Required task:
Write out the listing below in full and exactly, leaving out every picture.

START Records shown

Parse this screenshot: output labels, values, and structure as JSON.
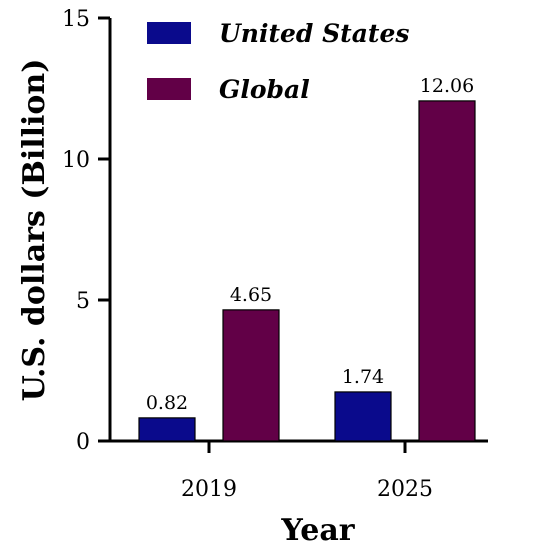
{
  "chart_data": {
    "type": "bar",
    "categories": [
      "2019",
      "2025"
    ],
    "series": [
      {
        "name": "United States",
        "values": [
          0.82,
          1.74
        ],
        "color": "#0a0a8c"
      },
      {
        "name": "Global",
        "values": [
          4.65,
          12.06
        ],
        "color": "#620047"
      }
    ],
    "data_labels": [
      [
        "0.82",
        "1.74"
      ],
      [
        "4.65",
        "12.06"
      ]
    ],
    "xlabel": "Year",
    "ylabel": "U.S. dollars (Billion)",
    "ylim": [
      0,
      15
    ],
    "yticks": [
      0,
      5,
      10,
      15
    ],
    "legend": "top-left",
    "grid": false
  }
}
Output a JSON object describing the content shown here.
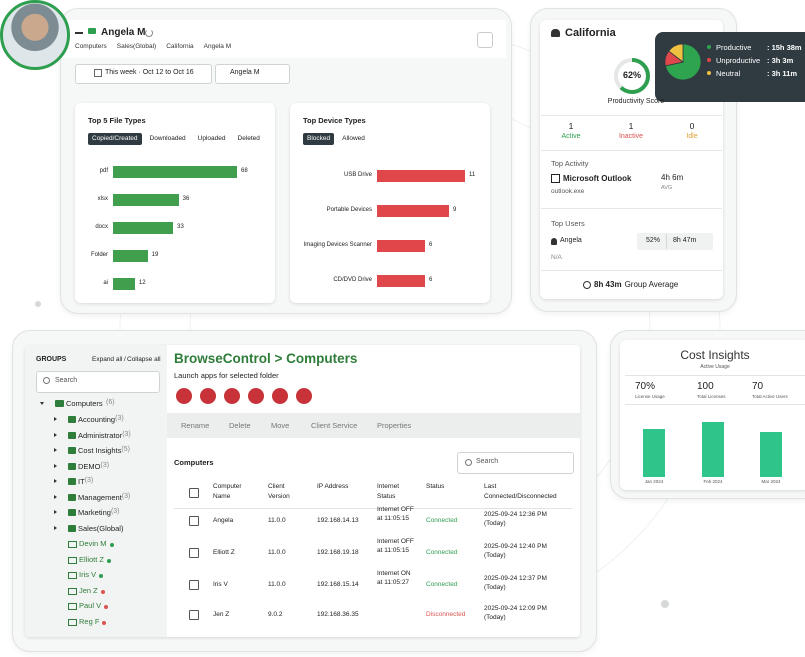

END Records shown

Task result:
Parse this screenshot: output labels, values, and structure as JSON.
{
  "chart_data": {
    "type": "bar",
    "categories": [
      "2019",
      "2025"
    ],
    "series": [
      {
        "name": "United States",
        "values": [
          0.82,
          1.74
        ],
        "color": "#0a0a8c"
      },
      {
        "name": "Global",
        "values": [
          4.65,
          12.06
        ],
        "color": "#620047"
      }
    ],
    "data_labels": [
      [
        "0.82",
        "1.74"
      ],
      [
        "4.65",
        "12.06"
      ]
    ],
    "xlabel": "Year",
    "ylabel": "U.S. dollars (Billion)",
    "ylim": [
      0,
      15
    ],
    "yticks": [
      0,
      5,
      10,
      15
    ],
    "legend": "top-left",
    "grid": false
  }
}
Output a JSON object describing the content shown here.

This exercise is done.